### Saved entries
>> BEGIN

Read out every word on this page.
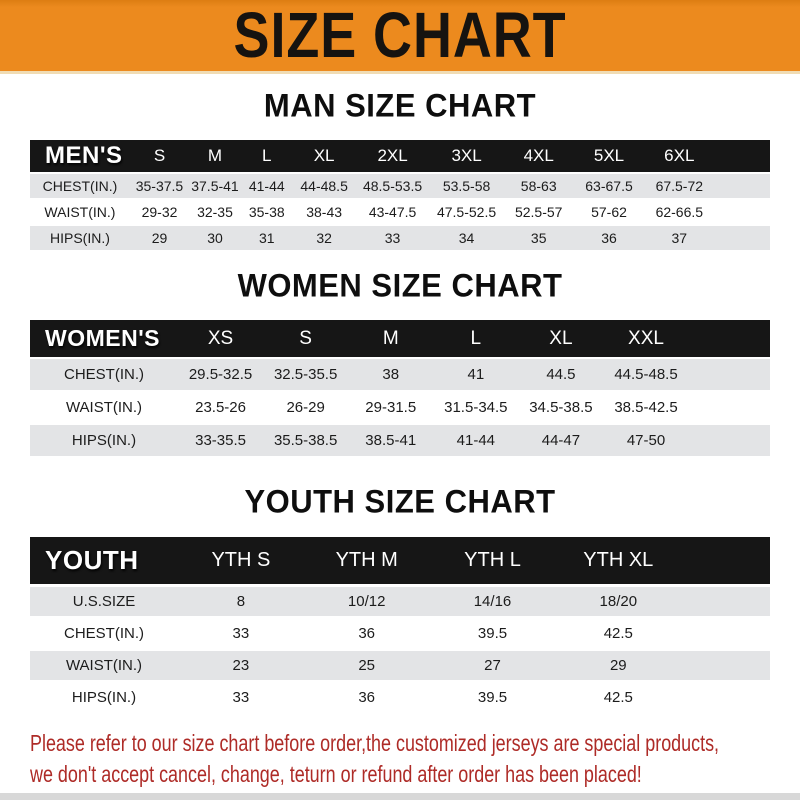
SIZE CHART
MAN SIZE CHART
MEN'S	S	M	L	XL	2XL	3XL	4XL	5XL	6XL	
CHEST(IN.)	35-37.5	37.5-41	41-44	44-48.5	48.5-53.5	53.5-58	58-63	63-67.5	67.5-72	
WAIST(IN.)	29-32	32-35	35-38	38-43	43-47.5	47.5-52.5	52.5-57	57-62	62-66.5	
HIPS(IN.)	29	30	31	32	33	34	35	36	37	
WOMEN SIZE CHART
WOMEN'S	XS	S	M	L	XL	XXL	
CHEST(IN.)	29.5-32.5	32.5-35.5	38	41	44.5	44.5-48.5	
WAIST(IN.)	23.5-26	26-29	29-31.5	31.5-34.5	34.5-38.5	38.5-42.5	
HIPS(IN.)	33-35.5	35.5-38.5	38.5-41	41-44	44-47	47-50	
YOUTH SIZE CHART
YOUTH	YTH S	YTH M	YTH L	YTH XL	
U.S.SIZE	8	10/12	14/16	18/20	
CHEST(IN.)	33	36	39.5	42.5	
WAIST(IN.)	23	25	27	29	
HIPS(IN.)	33	36	39.5	42.5	
Please refer to our size chart before order,the customized jerseys are special products,
we don't accept cancel, change, teturn or refund after order has been placed!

>> END

### Task to complete
Repeat the records word for word. Any picture in them should be left out.

### The answer
Read out every word on this page.
SIZE CHART
MAN SIZE CHART
MEN'S	S	M	L	XL	2XL	3XL	4XL	5XL	6XL	
CHEST(IN.)	35-37.5	37.5-41	41-44	44-48.5	48.5-53.5	53.5-58	58-63	63-67.5	67.5-72	
WAIST(IN.)	29-32	32-35	35-38	38-43	43-47.5	47.5-52.5	52.5-57	57-62	62-66.5	
HIPS(IN.)	29	30	31	32	33	34	35	36	37	
WOMEN SIZE CHART
WOMEN'S	XS	S	M	L	XL	XXL	
CHEST(IN.)	29.5-32.5	32.5-35.5	38	41	44.5	44.5-48.5	
WAIST(IN.)	23.5-26	26-29	29-31.5	31.5-34.5	34.5-38.5	38.5-42.5	
HIPS(IN.)	33-35.5	35.5-38.5	38.5-41	41-44	44-47	47-50	
YOUTH SIZE CHART
YOUTH	YTH S	YTH M	YTH L	YTH XL	
U.S.SIZE	8	10/12	14/16	18/20	
CHEST(IN.)	33	36	39.5	42.5	
WAIST(IN.)	23	25	27	29	
HIPS(IN.)	33	36	39.5	42.5	
Please refer to our size chart before order,the customized jerseys are special products,
we don't accept cancel, change, teturn or refund after order has been placed!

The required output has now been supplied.